• **Task directions**:
Update the items from the line that has "- ref-number: 400: [557, 750, 594, 775]" through the line that has "- ref-number: 100: [212, 180, 249, 205]", changing "laptop-icon" to "computer-icon" and leaving everything else the same. Give back only those lines.

• **Source material**:
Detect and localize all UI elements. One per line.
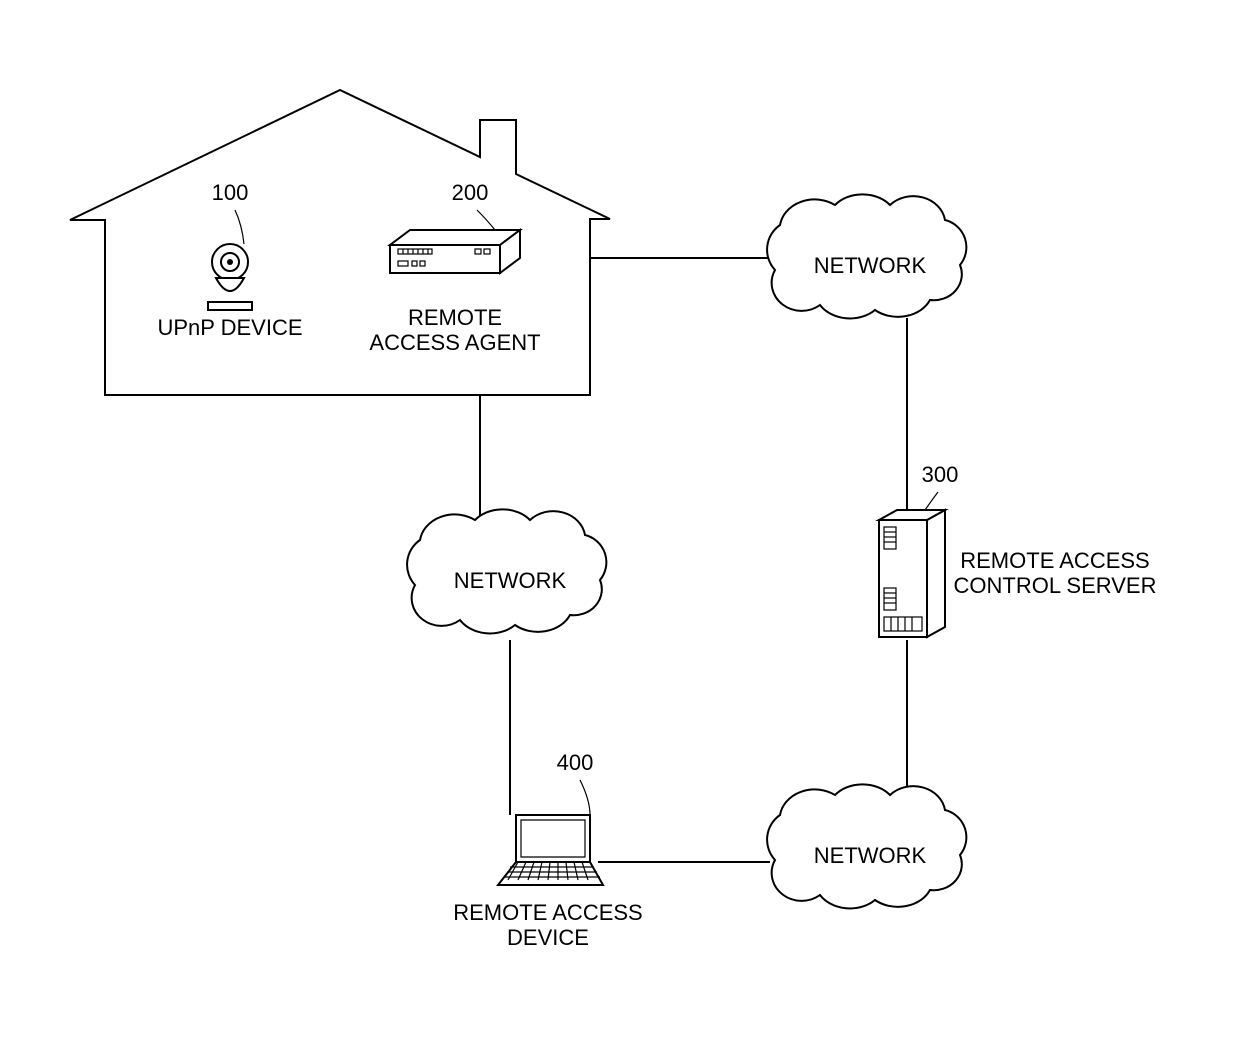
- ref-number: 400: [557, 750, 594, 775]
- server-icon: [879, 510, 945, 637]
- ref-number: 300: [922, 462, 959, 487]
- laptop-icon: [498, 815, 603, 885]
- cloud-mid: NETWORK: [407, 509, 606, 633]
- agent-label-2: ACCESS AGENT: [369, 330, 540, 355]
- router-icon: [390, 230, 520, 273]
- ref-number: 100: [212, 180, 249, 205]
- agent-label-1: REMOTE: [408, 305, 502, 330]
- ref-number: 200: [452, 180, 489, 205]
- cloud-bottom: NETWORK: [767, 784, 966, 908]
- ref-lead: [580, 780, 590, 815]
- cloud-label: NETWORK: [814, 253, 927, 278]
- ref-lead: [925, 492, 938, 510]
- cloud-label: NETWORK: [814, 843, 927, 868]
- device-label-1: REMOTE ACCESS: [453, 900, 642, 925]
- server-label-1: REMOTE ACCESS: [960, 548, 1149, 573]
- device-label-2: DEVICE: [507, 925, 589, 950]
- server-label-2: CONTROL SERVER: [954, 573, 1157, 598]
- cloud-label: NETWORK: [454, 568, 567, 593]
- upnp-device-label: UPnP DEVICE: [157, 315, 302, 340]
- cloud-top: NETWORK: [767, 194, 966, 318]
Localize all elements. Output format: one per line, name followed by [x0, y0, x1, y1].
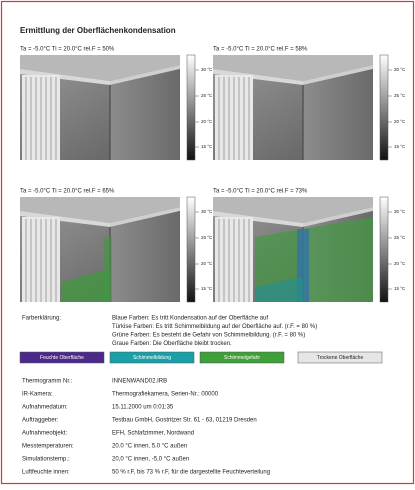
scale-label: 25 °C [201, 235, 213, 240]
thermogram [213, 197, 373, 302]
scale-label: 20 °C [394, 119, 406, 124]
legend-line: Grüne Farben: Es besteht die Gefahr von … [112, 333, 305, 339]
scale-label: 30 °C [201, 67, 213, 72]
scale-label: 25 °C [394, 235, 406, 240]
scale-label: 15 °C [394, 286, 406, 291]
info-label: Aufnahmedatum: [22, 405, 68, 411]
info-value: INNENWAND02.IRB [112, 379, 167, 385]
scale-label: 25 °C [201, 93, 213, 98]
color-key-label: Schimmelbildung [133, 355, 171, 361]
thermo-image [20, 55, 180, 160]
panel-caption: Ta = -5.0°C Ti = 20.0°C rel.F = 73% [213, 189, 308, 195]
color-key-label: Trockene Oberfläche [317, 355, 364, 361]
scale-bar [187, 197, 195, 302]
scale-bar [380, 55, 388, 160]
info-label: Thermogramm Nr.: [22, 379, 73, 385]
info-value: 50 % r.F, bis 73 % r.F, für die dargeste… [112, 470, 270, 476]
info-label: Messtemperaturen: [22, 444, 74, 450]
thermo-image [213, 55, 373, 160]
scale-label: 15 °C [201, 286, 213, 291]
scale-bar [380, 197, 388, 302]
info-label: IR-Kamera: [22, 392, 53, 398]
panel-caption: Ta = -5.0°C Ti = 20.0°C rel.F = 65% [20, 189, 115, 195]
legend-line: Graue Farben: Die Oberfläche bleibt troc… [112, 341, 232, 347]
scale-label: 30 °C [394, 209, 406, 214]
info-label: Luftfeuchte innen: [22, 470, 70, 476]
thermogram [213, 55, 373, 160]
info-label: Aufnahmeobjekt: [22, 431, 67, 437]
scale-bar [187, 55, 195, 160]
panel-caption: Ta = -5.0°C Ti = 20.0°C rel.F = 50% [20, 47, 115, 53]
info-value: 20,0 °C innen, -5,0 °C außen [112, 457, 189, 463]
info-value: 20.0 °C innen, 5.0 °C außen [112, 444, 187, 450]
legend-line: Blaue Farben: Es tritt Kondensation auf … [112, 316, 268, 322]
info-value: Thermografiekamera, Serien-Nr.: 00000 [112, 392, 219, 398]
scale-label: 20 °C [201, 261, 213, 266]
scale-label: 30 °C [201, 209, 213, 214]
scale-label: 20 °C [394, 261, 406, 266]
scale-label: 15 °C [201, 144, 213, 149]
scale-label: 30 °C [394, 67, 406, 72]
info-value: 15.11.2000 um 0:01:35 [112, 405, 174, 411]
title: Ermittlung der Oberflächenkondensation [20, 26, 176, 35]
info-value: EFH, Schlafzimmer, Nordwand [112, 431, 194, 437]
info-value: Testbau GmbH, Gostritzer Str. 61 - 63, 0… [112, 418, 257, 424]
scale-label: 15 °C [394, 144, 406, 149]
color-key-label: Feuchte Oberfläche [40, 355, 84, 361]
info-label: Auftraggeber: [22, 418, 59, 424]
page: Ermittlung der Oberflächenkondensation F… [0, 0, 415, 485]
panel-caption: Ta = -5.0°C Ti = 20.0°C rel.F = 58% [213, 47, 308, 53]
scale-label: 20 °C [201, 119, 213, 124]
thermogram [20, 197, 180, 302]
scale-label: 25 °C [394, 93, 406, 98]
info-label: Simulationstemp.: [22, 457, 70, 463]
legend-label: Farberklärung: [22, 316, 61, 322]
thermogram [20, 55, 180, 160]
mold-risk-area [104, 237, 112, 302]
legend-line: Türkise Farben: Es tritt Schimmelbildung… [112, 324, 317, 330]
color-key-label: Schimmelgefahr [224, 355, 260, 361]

• **Output**:
- ref-number: 400: [557, 750, 594, 775]
- server-icon: [879, 510, 945, 637]
- ref-number: 300: [922, 462, 959, 487]
- computer-icon: [498, 815, 603, 885]
- cloud-mid: NETWORK: [407, 509, 606, 633]
- agent-label-2: ACCESS AGENT: [369, 330, 540, 355]
- router-icon: [390, 230, 520, 273]
- ref-number: 100: [212, 180, 249, 205]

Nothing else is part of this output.